──────── DATASET ROWS ────────

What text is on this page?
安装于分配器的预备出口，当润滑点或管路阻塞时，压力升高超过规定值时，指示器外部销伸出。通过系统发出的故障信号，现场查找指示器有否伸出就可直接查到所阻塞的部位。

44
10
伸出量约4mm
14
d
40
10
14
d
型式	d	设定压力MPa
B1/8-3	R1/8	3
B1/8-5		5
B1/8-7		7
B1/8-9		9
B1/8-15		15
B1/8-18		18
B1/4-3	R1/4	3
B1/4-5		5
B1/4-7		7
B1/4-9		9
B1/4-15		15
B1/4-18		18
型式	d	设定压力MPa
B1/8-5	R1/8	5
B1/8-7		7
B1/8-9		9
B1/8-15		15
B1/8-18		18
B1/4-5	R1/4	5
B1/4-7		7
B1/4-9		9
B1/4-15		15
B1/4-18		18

────────

→ WHAT YOU SHOULD DO
Produce an exact copy of all the records.

→ TASK RESPONSE
What text is on this page?
安装于分配器的预备出口，当润滑点或管路阻塞时，压力升高超过规定值时，指示器外部销伸出。通过系统发出的故障信号，现场查找指示器有否伸出就可直接查到所阻塞的部位。

44
10
伸出量约4mm
14
d
40
10
14
d
型式	d	设定压力MPa
B1/8-3	R1/8	3
B1/8-5		5
B1/8-7		7
B1/8-9		9
B1/8-15		15
B1/8-18		18
B1/4-3	R1/4	3
B1/4-5		5
B1/4-7		7
B1/4-9		9
B1/4-15		15
B1/4-18		18
型式	d	设定压力MPa
B1/8-5	R1/8	5
B1/8-7		7
B1/8-9		9
B1/8-15		15
B1/8-18		18
B1/4-5	R1/4	5
B1/4-7		7
B1/4-9		9
B1/4-15		15
B1/4-18		18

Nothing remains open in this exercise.